▸ EXERCISE INSTRUCTIONS
Locate and copy all lines bearing the word "energy".

>> begin

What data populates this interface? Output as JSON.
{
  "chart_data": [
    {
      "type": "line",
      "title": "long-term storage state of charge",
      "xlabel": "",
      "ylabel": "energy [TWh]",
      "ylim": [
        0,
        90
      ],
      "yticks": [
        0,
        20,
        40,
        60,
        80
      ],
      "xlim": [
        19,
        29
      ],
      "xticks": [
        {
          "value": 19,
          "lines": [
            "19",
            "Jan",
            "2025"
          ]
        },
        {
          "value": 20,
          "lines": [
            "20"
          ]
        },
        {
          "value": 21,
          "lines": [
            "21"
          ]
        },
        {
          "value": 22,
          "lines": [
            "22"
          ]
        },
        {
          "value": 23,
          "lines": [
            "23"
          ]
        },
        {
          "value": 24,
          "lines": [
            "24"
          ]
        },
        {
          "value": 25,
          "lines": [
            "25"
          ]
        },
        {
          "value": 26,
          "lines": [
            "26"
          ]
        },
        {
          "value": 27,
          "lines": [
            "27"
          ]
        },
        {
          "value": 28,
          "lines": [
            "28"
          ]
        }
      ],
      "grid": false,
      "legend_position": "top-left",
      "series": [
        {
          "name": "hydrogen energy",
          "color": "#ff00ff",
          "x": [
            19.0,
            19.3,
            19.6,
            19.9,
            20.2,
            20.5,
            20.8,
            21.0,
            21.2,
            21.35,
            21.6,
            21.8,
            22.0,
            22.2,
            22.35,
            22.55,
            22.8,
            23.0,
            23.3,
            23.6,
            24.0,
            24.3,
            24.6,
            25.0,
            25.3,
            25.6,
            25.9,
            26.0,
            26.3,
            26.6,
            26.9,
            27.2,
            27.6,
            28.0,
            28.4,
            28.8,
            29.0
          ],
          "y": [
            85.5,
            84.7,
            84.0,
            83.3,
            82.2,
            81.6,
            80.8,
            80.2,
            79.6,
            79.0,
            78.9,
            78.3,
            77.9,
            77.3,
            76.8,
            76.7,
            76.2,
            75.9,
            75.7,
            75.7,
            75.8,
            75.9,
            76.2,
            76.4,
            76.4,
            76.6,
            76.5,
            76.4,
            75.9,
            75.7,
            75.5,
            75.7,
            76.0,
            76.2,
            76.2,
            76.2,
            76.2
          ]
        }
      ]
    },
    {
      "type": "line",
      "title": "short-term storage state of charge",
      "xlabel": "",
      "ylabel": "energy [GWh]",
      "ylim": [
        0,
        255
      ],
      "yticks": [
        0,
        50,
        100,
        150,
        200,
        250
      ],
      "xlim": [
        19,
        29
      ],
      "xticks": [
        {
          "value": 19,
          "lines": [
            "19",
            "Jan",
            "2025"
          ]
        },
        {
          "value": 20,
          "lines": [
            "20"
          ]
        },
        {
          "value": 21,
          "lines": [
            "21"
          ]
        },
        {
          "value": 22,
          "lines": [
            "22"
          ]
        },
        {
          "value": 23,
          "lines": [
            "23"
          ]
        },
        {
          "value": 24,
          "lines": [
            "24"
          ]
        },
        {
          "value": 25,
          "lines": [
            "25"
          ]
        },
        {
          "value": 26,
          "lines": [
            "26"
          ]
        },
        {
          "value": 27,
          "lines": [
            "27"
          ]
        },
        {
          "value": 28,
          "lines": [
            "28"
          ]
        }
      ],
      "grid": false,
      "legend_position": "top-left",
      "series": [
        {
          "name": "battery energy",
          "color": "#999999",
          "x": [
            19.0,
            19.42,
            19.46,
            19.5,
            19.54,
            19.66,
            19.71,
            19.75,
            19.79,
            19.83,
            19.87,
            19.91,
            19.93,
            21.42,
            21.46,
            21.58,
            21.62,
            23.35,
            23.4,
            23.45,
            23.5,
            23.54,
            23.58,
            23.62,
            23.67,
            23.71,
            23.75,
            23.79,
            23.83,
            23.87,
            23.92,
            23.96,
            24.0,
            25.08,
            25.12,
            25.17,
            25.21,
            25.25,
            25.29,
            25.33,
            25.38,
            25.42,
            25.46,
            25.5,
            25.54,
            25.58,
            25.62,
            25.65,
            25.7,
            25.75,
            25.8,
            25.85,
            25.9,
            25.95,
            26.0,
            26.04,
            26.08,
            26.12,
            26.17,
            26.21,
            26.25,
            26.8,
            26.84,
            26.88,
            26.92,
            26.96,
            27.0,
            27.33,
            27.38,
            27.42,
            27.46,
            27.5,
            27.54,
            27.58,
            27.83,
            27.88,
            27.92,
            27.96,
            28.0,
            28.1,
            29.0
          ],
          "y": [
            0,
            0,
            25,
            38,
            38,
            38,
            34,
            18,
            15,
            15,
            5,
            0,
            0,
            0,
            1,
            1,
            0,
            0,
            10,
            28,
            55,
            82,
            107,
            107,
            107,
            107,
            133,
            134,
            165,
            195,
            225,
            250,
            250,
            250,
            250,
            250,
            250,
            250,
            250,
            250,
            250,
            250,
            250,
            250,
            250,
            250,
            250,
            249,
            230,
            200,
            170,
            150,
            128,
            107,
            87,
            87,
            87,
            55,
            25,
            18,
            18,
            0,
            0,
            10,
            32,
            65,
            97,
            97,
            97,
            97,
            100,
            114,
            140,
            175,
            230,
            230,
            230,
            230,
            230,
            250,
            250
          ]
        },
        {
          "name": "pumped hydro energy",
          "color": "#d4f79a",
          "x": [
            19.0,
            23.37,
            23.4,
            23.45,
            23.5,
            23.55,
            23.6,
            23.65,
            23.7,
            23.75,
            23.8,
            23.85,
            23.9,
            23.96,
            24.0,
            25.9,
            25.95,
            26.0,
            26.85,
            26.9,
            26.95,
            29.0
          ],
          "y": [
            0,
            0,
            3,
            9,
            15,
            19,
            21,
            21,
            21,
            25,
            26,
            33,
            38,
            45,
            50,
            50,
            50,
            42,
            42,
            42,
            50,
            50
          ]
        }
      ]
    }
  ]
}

>> end

▸ WRITTEN ANSWER
      "ylabel": "energy [TWh]",
          "name": "hydrogen energy",
      "ylabel": "energy [GWh]",
          "name": "battery energy",
          "name": "pumped hydro energy",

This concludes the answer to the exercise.